- [Fragmento citado]
En síntesis, la novela cuenta la historia de una muchacha que vive prisionera de la noche, símbolo, en este caso, del desconocimiento; en particular, el desconocimiento de la vida de su padre. En palabras de ella: La realidad, entonces, no sabía de saberse. No la agarrábamos. No estaba en lo palpable. Era un montón dichos de pedacitos rotos o de desmesuraciones de maltratos que nos llegaban. Estábamos metidos dentro de la noche sin que pudiéramos salirnos de sus oscuridades.”[3] Estos personajes carentes de realidad, sin mundo, sin pasado son todo un Leitmotiv en las novelas de Froilán Escobar. La singularidad de este, en particular, radica en que su “vida de tinieblas” se debe a que no sabe nada de su padre, representación obvia del origen. Atrapada en esta realidad sombría que, a la vez, se torna en su presente eterno, la joven, guiada por una negra, opta por “tejerse un pasado” por medio del ritual afrocubano, a tejer la vida ignorada de su padre gracias al conocimiento ancestral africano, es decir, a construirse un mundo que, a la larga, constituirá su vereda emancipadora:

Mamá Goyita, mi madrina, me enseñó a trenzar y a curarme así del dolor. Pero en especial, me enseñó, con esto de tejer, como su santo, el destino de mi papá, que no estuviera en dudaciones, de hacer el empezar el mundo con él, porque, como ella dice, por uno se empezó el mundo. Orula conocé lo detino de toa la cosa, dónde etá lo comienzo, dónde etá camino ahora, y dónde lo va teminá. Ella y el río cuya agua teje, el Cuyaguateje, me dieron esa inspiración. Lo píritu moran dientro donde tú cose retrato. Tú hacé cosío, acuédate, mi niña, pa que la via tengá segunda vé.

- [Datos]
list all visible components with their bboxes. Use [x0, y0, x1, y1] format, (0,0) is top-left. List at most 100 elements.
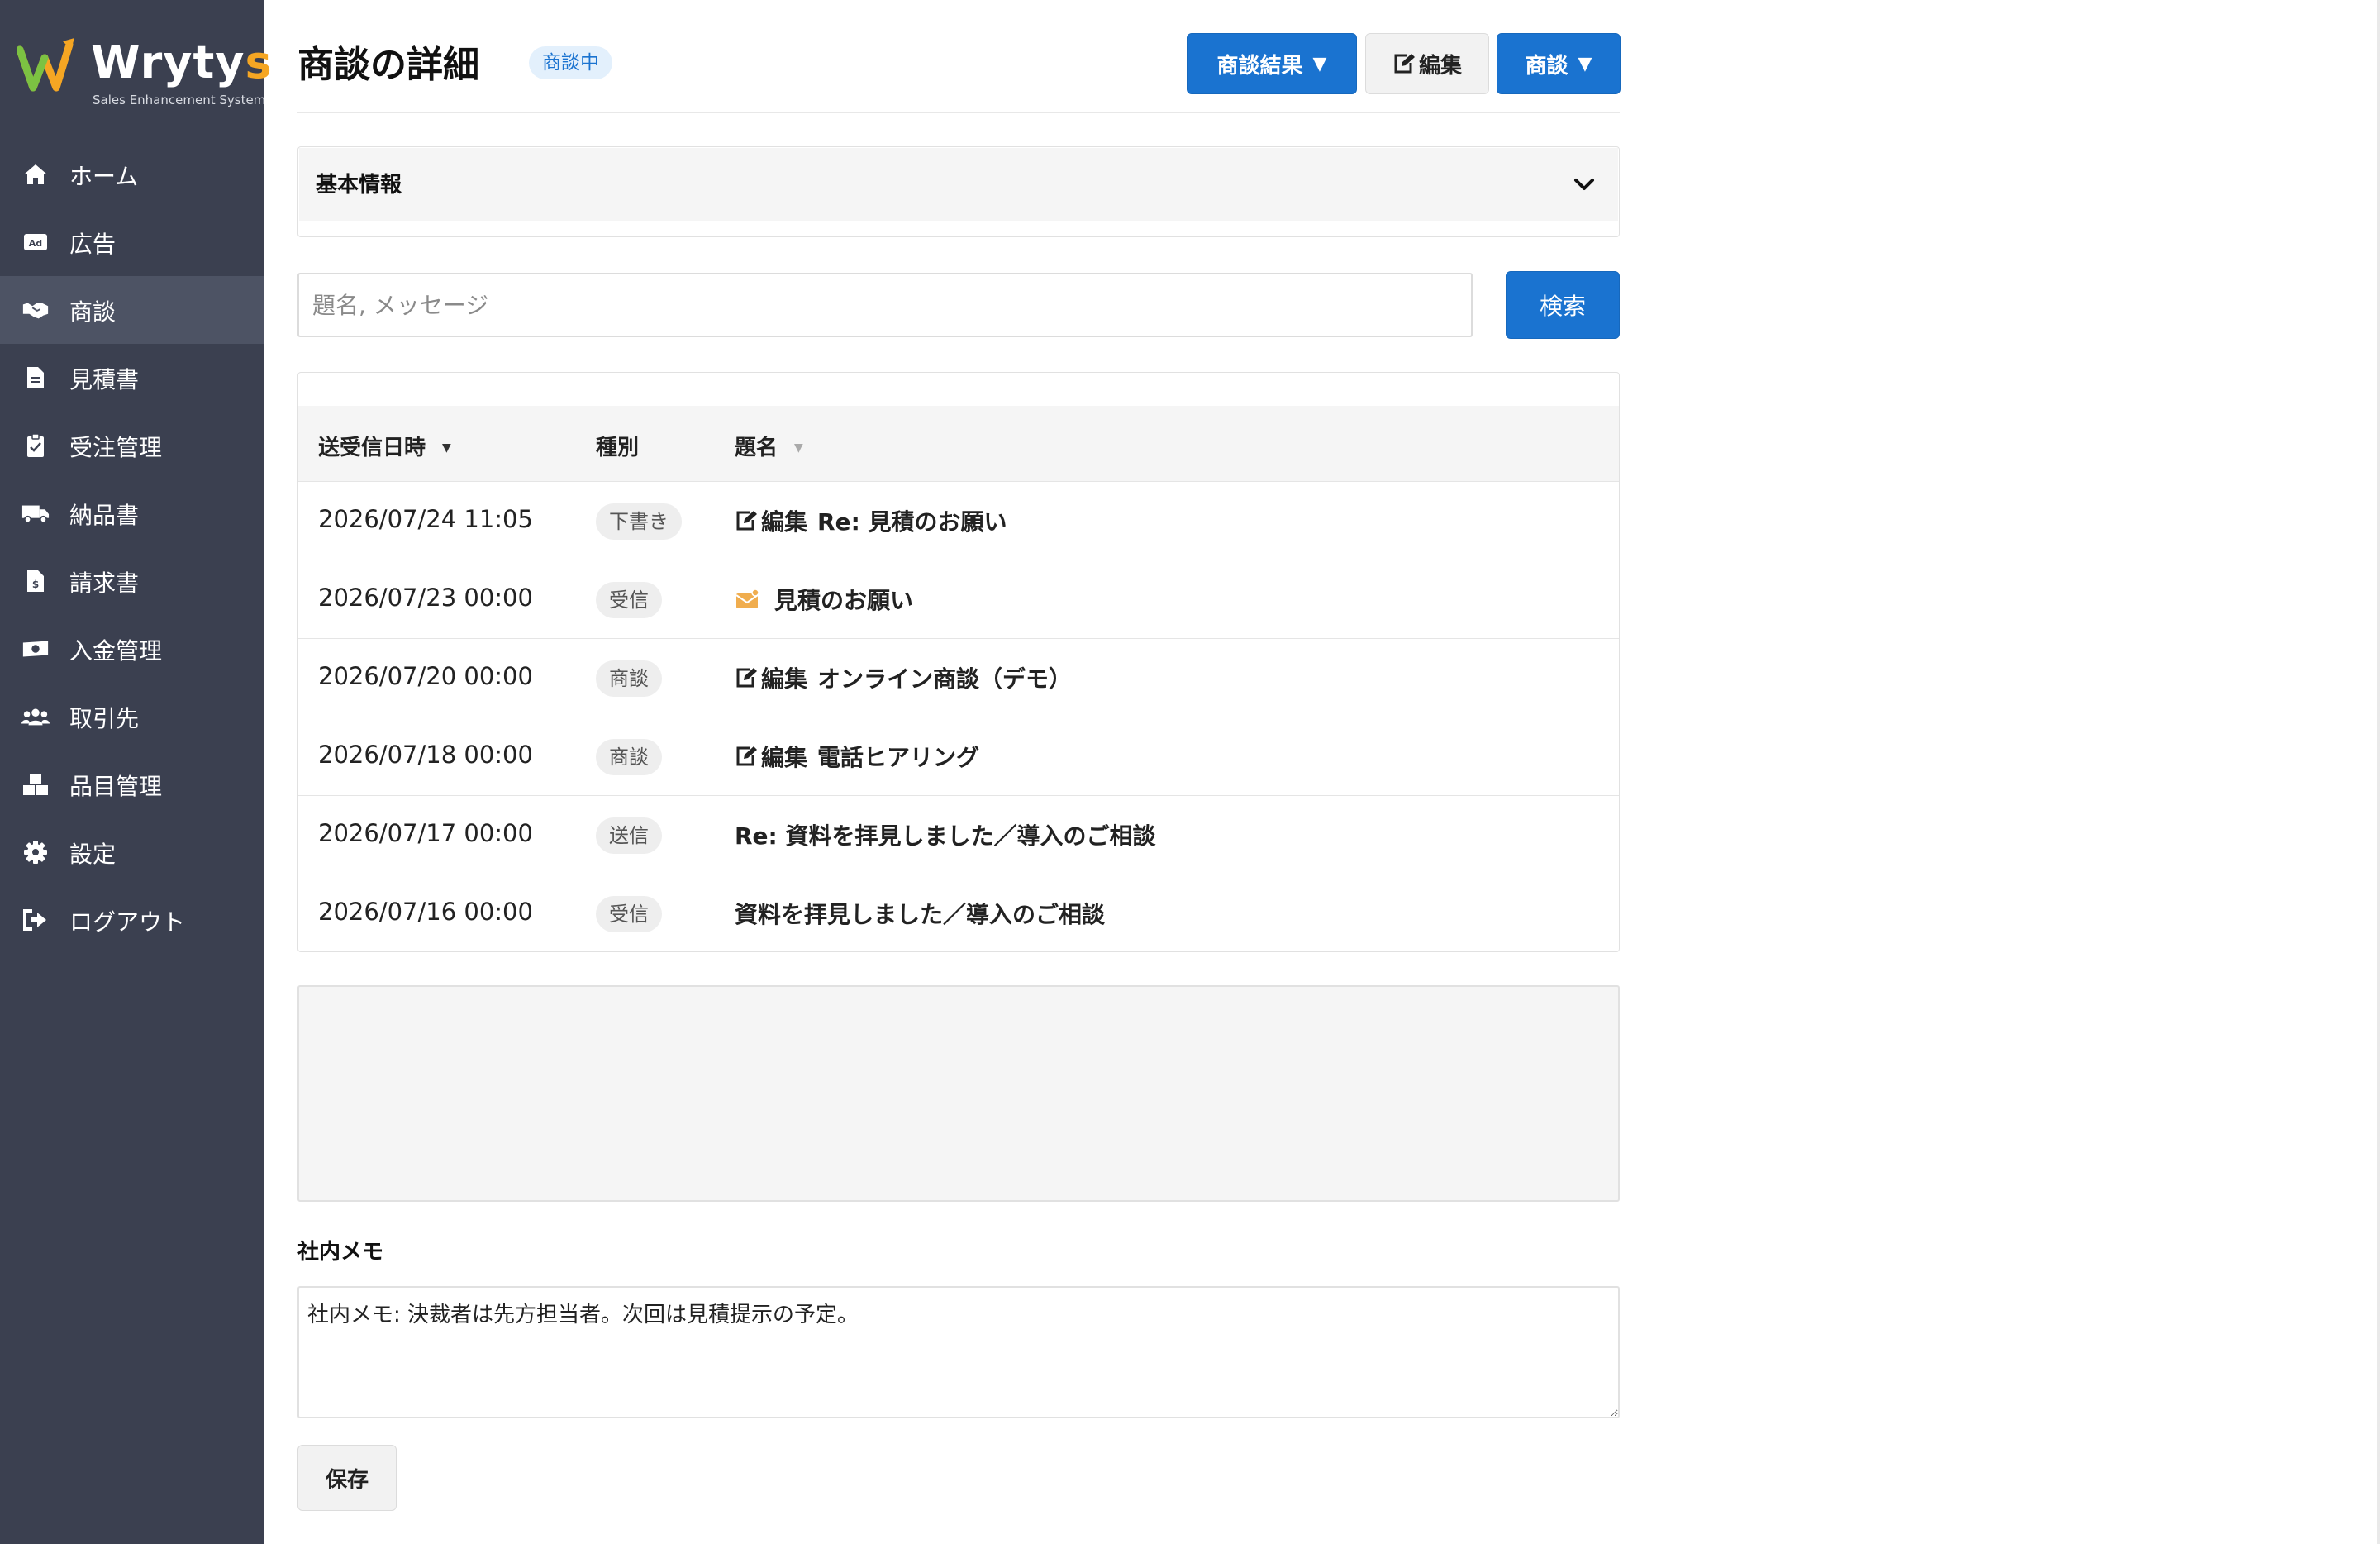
logo-tagline: Sales Enhancement System	[93, 93, 266, 107]
deal-result-dropdown-button[interactable]: 商談結果 ▼	[1187, 33, 1357, 94]
logo-mark-icon	[17, 38, 74, 92]
ad-icon: Ad	[21, 229, 50, 255]
invoice-icon: $	[21, 568, 50, 594]
cell-date: 2026/07/24 11:05	[318, 505, 533, 533]
save-button[interactable]: 保存	[298, 1445, 397, 1511]
edit-icon	[735, 746, 758, 767]
table-row[interactable]: 2026/07/23 00:00 受信 見積のお願い	[298, 560, 1619, 639]
memo-label: 社内メモ	[298, 1240, 384, 1265]
edit-button-label: 編集	[1418, 53, 1462, 79]
table-row[interactable]: 2026/07/24 11:05 下書き 編集 Re: 見積のお願い	[298, 482, 1619, 560]
sidebar-item-logout[interactable]: ログアウト	[0, 886, 264, 954]
type-badge: 下書き	[596, 503, 682, 540]
subject-link[interactable]: Re: 資料を拝見しました／導入のご相談	[735, 818, 1156, 851]
edit-icon	[735, 510, 758, 531]
type-badge: 送信	[596, 817, 662, 854]
gear-icon	[21, 839, 50, 865]
sidebar-item-ads[interactable]: Ad 広告	[0, 208, 264, 276]
sidebar-item-payments[interactable]: 入金管理	[0, 615, 264, 683]
type-badge: 商談	[596, 739, 662, 775]
sidebar-item-label: 納品書	[69, 502, 140, 529]
sidebar-item-quotes[interactable]: 見積書	[0, 344, 264, 412]
sidebar: Wrytys Sales Enhancement System ホーム Ad 広…	[0, 0, 272, 1544]
basic-info-panel: 基本情報	[298, 146, 1620, 237]
type-badge: 受信	[596, 896, 662, 932]
main-content: 商談の詳細 商談中 商談結果 ▼ 編集 商談 ▼ 基本情報 検索 送受信日時▼ …	[298, 0, 1621, 1544]
search-button[interactable]: 検索	[1506, 271, 1620, 339]
subject-link[interactable]: 資料を拝見しました／導入のご相談	[735, 897, 1105, 930]
cell-date: 2026/07/16 00:00	[318, 898, 533, 926]
sidebar-item-label: ホーム	[69, 163, 139, 190]
svg-text:Ad: Ad	[29, 238, 42, 249]
chevron-down-icon[interactable]	[1572, 174, 1597, 194]
sidebar-item-label: 広告	[69, 231, 117, 258]
message-preview-area	[298, 985, 1620, 1202]
sidebar-item-home[interactable]: ホーム	[0, 141, 264, 208]
sidebar-item-label: 見積書	[69, 366, 140, 393]
handshake-icon	[21, 297, 50, 323]
svg-text:$: $	[32, 579, 39, 590]
sidebar-item-clients[interactable]: 取引先	[0, 683, 264, 751]
money-icon	[21, 636, 50, 662]
header-divider	[298, 112, 1620, 113]
table-row[interactable]: 2026/07/18 00:00 商談 編集 電話ヒアリング	[298, 717, 1619, 796]
type-badge: 受信	[596, 582, 662, 618]
sidebar-item-label: 入金管理	[69, 637, 163, 665]
sidebar-item-invoices[interactable]: $ 請求書	[0, 547, 264, 615]
cell-date: 2026/07/17 00:00	[318, 819, 533, 847]
sidebar-item-label: 商談	[69, 298, 117, 326]
logout-icon	[21, 907, 50, 933]
cell-date: 2026/07/18 00:00	[318, 741, 533, 769]
window-scrollbar[interactable]	[2377, 0, 2380, 1544]
sidebar-item-deliveries[interactable]: 納品書	[0, 479, 264, 547]
save-button-label: 保存	[325, 1467, 369, 1493]
column-header-subject[interactable]: 題名 ▼	[735, 431, 803, 461]
sidebar-item-label: 品目管理	[69, 773, 163, 800]
table-row[interactable]: 2026/07/17 00:00 送信 Re: 資料を拝見しました／導入のご相談	[298, 796, 1619, 874]
deal-button-label: 商談	[1525, 53, 1568, 79]
sidebar-nav: ホーム Ad 広告 商談 見積書 受注管理 納品書 $ 請求書 入金管理 取引先…	[0, 141, 264, 954]
deal-dropdown-button[interactable]: 商談 ▼	[1497, 33, 1621, 94]
sort-desc-icon[interactable]: ▼	[442, 441, 451, 455]
subject-link[interactable]: 見積のお願い	[735, 583, 913, 616]
sidebar-item-label: 取引先	[69, 705, 140, 732]
table-row[interactable]: 2026/07/20 00:00 商談 編集 オンライン商談（デモ）	[298, 639, 1619, 717]
clipboard-check-icon	[21, 432, 50, 459]
table-row[interactable]: 2026/07/16 00:00 受信 資料を拝見しました／導入のご相談	[298, 874, 1619, 951]
column-header-type: 種別	[596, 436, 640, 460]
subject-link[interactable]: 編集 電話ヒアリング	[735, 740, 979, 773]
envelope-icon	[735, 589, 759, 610]
search-button-label: 検索	[1539, 293, 1586, 320]
cell-date: 2026/07/20 00:00	[318, 662, 533, 690]
sidebar-item-label: 請求書	[69, 569, 140, 597]
deal-result-button-label: 商談結果	[1216, 53, 1303, 79]
basic-info-title: 基本情報	[316, 173, 402, 198]
edit-icon	[735, 667, 758, 689]
basic-info-header[interactable]: 基本情報	[299, 148, 1618, 221]
column-header-date[interactable]: 送受信日時 ▼	[318, 431, 451, 461]
sidebar-item-label: 受注管理	[69, 434, 163, 461]
page-title: 商談の詳細	[298, 44, 479, 86]
boxes-icon	[21, 771, 50, 798]
table-header: 送受信日時 ▼ 種別 題名 ▼	[298, 406, 1619, 482]
sidebar-item-label: 設定	[69, 841, 117, 868]
home-icon	[21, 161, 50, 188]
edit-button[interactable]: 編集	[1365, 33, 1489, 94]
edit-icon	[1392, 53, 1416, 74]
search-input[interactable]	[298, 273, 1473, 337]
cell-date: 2026/07/23 00:00	[318, 584, 533, 612]
sidebar-item-items[interactable]: 品目管理	[0, 751, 264, 818]
app-logo[interactable]: Wrytys Sales Enhancement System	[17, 33, 272, 116]
message-table: 送受信日時 ▼ 種別 題名 ▼ 2026/07/24 11:05 下書き 編集 Re:…	[298, 372, 1620, 952]
sidebar-item-deals[interactable]: 商談	[0, 276, 264, 344]
logo-text: Wrytys	[91, 36, 273, 88]
users-icon	[21, 703, 50, 730]
subject-link[interactable]: 編集 オンライン商談（デモ）	[735, 661, 1072, 694]
subject-link[interactable]: 編集 Re: 見積のお願い	[735, 504, 1007, 537]
sidebar-item-orders[interactable]: 受注管理	[0, 412, 264, 479]
sort-icon[interactable]: ▼	[794, 441, 803, 455]
sidebar-item-settings[interactable]: 設定	[0, 818, 264, 886]
memo-textarea[interactable]: 社内メモ: 決裁者は先方担当者。次回は見積提示の予定。	[298, 1286, 1620, 1418]
caret-down-icon: ▼	[1312, 53, 1327, 74]
sidebar-item-label: ログアウト	[69, 908, 186, 936]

- [Consigna] Reescribe en forma más breve el párrafo del fragmento citado que comienza con «En síntesis, la novela cuenta», conservando sus datos principales.

- [Respuesta] La novela narra la historia de una muchacha prisionera de la noche, que simboliza el desconocimiento, en especial de la vida de su padre. Los personajes sin realidad, sin mundo y sin pasado son un leitmotiv en las novelas de Froilán Escobar. Lo singular de esta protagonista es que su "vida de tinieblas" se debe a que no sabe nada de su padre, representación del origen. Atrapada en ese presente sombrío, la joven, guiada por una negra, decide "tejerse un pasado" mediante el ritual afrocubano. Así reconstruye la vida de su padre con el conocimiento ancestral africano y se construye un mundo que termina siendo su vía de emancipación.